─── Supplied material

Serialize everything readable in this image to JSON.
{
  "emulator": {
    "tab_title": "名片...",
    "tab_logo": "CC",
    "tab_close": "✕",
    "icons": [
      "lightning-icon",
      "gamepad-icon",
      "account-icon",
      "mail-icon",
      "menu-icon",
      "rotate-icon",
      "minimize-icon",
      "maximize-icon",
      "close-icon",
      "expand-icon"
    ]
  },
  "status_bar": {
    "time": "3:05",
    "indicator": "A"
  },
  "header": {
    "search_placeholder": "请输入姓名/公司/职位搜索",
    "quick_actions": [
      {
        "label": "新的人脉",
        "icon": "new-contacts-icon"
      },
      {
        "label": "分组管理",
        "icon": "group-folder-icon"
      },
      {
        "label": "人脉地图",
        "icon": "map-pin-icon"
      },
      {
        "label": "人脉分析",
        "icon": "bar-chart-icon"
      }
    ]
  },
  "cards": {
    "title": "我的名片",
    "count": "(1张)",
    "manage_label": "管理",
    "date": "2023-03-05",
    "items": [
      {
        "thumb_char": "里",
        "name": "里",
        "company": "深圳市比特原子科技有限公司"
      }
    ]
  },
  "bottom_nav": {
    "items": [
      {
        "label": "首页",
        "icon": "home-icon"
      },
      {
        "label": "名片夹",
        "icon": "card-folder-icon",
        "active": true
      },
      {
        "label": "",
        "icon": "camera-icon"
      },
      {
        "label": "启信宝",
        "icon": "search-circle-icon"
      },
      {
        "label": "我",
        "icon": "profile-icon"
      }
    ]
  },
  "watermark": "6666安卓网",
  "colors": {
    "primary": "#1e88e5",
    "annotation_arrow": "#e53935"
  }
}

──────

Request
Repeat every line of the records above exactly.

Answer to the problem
Serialize everything readable in this image to JSON.
{
  "emulator": {
    "tab_title": "名片...",
    "tab_logo": "CC",
    "tab_close": "✕",
    "icons": [
      "lightning-icon",
      "gamepad-icon",
      "account-icon",
      "mail-icon",
      "menu-icon",
      "rotate-icon",
      "minimize-icon",
      "maximize-icon",
      "close-icon",
      "expand-icon"
    ]
  },
  "status_bar": {
    "time": "3:05",
    "indicator": "A"
  },
  "header": {
    "search_placeholder": "请输入姓名/公司/职位搜索",
    "quick_actions": [
      {
        "label": "新的人脉",
        "icon": "new-contacts-icon"
      },
      {
        "label": "分组管理",
        "icon": "group-folder-icon"
      },
      {
        "label": "人脉地图",
        "icon": "map-pin-icon"
      },
      {
        "label": "人脉分析",
        "icon": "bar-chart-icon"
      }
    ]
  },
  "cards": {
    "title": "我的名片",
    "count": "(1张)",
    "manage_label": "管理",
    "date": "2023-03-05",
    "items": [
      {
        "thumb_char": "里",
        "name": "里",
        "company": "深圳市比特原子科技有限公司"
      }
    ]
  },
  "bottom_nav": {
    "items": [
      {
        "label": "首页",
        "icon": "home-icon"
      },
      {
        "label": "名片夹",
        "icon": "card-folder-icon",
        "active": true
      },
      {
        "label": "",
        "icon": "camera-icon"
      },
      {
        "label": "启信宝",
        "icon": "search-circle-icon"
      },
      {
        "label": "我",
        "icon": "profile-icon"
      }
    ]
  },
  "watermark": "6666安卓网",
  "colors": {
    "primary": "#1e88e5",
    "annotation_arrow": "#e53935"
  }
}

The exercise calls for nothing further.